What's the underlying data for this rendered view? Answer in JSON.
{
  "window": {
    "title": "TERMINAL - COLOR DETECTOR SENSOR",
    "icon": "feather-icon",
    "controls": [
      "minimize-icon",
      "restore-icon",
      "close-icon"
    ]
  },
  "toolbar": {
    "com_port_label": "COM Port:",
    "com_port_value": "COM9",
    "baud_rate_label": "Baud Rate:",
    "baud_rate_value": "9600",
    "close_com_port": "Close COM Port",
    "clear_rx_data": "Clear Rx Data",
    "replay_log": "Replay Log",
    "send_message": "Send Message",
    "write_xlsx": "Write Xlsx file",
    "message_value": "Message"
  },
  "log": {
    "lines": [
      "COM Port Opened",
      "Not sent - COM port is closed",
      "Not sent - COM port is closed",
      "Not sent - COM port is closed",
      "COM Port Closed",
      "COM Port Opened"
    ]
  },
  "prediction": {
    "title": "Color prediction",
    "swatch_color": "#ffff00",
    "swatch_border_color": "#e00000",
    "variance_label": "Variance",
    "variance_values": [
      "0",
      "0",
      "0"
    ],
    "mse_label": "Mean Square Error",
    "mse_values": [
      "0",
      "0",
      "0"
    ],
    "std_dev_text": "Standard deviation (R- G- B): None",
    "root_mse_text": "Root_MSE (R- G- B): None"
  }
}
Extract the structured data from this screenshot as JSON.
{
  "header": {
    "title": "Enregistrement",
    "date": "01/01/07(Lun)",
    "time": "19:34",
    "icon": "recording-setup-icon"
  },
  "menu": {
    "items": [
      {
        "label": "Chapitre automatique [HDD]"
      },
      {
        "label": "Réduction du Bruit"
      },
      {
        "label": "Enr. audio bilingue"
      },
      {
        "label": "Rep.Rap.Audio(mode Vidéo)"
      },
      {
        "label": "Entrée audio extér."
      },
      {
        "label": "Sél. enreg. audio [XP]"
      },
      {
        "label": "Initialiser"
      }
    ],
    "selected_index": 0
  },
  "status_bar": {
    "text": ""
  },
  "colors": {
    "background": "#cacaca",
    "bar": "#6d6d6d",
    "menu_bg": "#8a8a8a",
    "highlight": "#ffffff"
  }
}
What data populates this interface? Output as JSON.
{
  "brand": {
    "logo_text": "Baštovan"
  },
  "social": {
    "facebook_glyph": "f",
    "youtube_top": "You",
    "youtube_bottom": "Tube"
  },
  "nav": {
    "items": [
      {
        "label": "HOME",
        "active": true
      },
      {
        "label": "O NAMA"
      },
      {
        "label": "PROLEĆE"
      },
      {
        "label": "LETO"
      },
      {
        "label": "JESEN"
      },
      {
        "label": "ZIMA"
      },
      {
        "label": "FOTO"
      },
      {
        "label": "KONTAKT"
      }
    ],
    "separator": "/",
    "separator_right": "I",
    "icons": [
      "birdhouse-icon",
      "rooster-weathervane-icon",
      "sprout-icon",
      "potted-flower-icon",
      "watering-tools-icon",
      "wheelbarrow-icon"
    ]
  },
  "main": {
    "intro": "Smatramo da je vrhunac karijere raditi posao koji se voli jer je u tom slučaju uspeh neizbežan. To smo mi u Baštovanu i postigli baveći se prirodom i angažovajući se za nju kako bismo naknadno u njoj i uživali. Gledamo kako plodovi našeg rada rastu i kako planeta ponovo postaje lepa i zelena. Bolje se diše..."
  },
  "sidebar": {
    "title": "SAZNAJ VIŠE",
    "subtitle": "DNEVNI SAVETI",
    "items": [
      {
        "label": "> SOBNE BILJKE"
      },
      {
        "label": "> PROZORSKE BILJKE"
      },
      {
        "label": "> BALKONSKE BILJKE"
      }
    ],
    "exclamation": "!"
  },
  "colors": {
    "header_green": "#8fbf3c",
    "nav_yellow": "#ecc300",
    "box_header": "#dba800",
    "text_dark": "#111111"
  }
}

* _To do_
Find the word "BILJKE" and list each line it appears in.

* _Output for this exercise_
        "label": "> SOBNE BILJKE"
        "label": "> PROZORSKE BILJKE"
        "label": "> BALKONSKE BILJKE"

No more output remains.